§ **Data excerpts**:
[BEGIN]

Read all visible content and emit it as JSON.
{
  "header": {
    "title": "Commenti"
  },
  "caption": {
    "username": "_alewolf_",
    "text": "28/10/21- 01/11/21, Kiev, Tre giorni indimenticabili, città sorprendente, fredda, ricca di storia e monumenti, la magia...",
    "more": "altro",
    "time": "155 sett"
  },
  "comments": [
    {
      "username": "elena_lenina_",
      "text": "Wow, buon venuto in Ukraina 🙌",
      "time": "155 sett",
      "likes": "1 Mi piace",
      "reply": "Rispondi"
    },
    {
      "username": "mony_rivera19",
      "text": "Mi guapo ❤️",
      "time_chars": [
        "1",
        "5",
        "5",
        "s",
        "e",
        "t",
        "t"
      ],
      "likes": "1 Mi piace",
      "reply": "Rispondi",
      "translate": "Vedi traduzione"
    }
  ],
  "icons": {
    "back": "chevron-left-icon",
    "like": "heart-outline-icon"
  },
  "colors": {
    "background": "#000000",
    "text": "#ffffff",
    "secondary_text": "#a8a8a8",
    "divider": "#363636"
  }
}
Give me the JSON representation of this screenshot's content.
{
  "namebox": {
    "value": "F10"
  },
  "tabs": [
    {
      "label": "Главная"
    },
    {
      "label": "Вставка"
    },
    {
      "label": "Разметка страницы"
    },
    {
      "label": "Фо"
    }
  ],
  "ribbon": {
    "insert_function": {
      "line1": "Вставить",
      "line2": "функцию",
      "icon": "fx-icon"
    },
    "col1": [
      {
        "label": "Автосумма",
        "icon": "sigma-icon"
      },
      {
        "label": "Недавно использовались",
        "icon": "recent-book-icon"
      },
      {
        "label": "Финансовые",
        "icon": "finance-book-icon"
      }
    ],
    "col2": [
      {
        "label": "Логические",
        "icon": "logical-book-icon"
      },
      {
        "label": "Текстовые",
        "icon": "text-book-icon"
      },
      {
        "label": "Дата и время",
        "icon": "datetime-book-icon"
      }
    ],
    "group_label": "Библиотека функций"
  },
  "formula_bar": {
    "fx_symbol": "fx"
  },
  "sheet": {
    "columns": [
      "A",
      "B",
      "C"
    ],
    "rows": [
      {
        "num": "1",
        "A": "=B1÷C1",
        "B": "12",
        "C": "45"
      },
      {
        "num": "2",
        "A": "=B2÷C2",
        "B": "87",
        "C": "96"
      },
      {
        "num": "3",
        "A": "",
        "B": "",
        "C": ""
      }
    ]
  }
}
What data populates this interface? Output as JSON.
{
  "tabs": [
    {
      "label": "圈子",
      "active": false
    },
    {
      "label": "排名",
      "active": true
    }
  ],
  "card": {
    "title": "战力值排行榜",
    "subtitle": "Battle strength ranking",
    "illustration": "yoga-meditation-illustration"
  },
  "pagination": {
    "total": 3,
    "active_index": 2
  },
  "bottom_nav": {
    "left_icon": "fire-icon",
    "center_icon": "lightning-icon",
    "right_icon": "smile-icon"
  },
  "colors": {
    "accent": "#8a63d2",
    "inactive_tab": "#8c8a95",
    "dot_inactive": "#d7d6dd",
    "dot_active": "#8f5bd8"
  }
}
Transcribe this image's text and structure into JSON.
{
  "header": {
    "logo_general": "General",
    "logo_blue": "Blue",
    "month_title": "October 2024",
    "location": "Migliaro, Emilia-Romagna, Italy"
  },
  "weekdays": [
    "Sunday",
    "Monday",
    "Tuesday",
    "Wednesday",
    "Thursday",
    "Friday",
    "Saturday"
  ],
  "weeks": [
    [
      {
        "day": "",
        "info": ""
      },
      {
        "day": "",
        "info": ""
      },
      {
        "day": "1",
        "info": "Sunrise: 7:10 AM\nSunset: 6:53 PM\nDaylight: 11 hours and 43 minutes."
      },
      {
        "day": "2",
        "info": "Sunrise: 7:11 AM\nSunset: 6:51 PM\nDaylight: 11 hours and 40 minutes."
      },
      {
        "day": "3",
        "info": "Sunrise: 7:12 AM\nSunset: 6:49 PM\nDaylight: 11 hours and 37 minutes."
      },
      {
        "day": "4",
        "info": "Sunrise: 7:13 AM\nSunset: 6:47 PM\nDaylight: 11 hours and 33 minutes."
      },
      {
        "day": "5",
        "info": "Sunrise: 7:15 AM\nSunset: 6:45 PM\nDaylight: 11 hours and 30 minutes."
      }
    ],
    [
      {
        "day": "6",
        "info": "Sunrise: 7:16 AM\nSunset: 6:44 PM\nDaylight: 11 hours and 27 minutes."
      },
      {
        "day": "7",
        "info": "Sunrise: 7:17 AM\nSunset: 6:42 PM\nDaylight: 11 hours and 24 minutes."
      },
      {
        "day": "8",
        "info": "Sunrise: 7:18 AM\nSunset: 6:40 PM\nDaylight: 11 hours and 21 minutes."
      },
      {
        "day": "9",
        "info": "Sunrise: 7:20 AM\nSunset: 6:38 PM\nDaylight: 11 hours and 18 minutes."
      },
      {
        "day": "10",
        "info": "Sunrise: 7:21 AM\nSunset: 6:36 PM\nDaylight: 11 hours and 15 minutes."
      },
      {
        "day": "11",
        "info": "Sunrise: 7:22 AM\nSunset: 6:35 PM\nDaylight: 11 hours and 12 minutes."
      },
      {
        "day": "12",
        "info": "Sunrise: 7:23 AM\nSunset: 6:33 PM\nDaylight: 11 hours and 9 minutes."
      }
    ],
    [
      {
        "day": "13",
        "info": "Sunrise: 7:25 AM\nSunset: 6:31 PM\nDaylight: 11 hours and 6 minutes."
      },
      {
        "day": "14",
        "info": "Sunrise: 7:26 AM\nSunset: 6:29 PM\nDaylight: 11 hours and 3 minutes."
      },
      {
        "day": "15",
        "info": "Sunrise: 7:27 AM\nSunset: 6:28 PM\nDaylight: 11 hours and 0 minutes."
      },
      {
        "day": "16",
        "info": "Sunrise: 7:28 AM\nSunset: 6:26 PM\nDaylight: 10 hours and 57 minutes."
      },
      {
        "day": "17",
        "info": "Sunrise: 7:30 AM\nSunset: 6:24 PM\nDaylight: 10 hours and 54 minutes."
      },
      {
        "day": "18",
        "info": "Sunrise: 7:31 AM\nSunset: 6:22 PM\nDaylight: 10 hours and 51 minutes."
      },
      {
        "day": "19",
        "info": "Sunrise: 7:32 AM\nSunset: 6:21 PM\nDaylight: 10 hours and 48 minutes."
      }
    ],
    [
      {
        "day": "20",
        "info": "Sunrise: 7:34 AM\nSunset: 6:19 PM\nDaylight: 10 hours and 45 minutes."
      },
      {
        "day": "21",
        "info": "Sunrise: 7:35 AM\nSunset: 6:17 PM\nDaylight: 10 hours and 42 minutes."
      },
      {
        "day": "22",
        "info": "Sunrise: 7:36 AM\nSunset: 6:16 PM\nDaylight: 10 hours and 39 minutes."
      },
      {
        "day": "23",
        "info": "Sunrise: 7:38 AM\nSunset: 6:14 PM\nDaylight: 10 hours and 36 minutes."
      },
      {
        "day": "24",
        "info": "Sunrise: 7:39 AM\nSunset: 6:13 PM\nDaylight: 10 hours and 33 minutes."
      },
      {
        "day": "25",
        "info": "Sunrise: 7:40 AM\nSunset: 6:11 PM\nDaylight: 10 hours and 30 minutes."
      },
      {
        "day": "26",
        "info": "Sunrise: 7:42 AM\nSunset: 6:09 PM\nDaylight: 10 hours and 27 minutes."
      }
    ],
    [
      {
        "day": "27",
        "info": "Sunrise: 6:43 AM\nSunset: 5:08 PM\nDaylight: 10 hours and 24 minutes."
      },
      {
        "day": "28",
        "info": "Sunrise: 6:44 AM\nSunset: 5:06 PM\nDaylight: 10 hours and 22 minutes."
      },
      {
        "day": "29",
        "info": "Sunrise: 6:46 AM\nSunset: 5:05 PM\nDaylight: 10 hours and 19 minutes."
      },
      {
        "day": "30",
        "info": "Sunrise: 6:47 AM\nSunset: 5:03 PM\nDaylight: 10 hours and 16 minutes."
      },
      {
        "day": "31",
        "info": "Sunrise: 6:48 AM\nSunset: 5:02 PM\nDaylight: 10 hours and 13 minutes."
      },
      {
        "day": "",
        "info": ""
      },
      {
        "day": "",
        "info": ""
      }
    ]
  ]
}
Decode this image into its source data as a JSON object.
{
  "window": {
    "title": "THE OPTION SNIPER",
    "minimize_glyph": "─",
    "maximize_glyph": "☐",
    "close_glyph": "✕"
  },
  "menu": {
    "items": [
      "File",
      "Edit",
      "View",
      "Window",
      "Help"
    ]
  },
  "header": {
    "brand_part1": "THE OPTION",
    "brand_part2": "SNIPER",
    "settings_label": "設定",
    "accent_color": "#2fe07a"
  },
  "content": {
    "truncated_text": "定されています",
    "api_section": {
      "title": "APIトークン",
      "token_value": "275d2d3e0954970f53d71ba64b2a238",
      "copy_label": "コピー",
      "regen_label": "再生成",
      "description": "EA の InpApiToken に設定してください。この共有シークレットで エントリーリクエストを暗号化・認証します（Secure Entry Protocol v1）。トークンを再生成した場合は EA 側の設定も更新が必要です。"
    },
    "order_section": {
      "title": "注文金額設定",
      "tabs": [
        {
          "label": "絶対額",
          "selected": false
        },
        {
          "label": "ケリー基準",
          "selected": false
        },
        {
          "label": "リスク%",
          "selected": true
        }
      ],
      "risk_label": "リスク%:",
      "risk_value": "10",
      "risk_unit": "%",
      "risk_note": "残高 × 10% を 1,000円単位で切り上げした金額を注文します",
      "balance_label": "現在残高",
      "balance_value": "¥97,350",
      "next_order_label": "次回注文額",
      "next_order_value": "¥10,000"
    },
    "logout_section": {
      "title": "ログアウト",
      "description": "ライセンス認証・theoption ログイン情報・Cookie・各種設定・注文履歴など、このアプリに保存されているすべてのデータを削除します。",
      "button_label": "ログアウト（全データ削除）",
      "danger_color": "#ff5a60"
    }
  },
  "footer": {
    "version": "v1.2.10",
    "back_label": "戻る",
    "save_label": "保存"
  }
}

[END]

§ **Written problem**:
Scan the entries above and work out how many lines include the word "ログアウト"; the reply is that number alone.

§ **Written response**:
2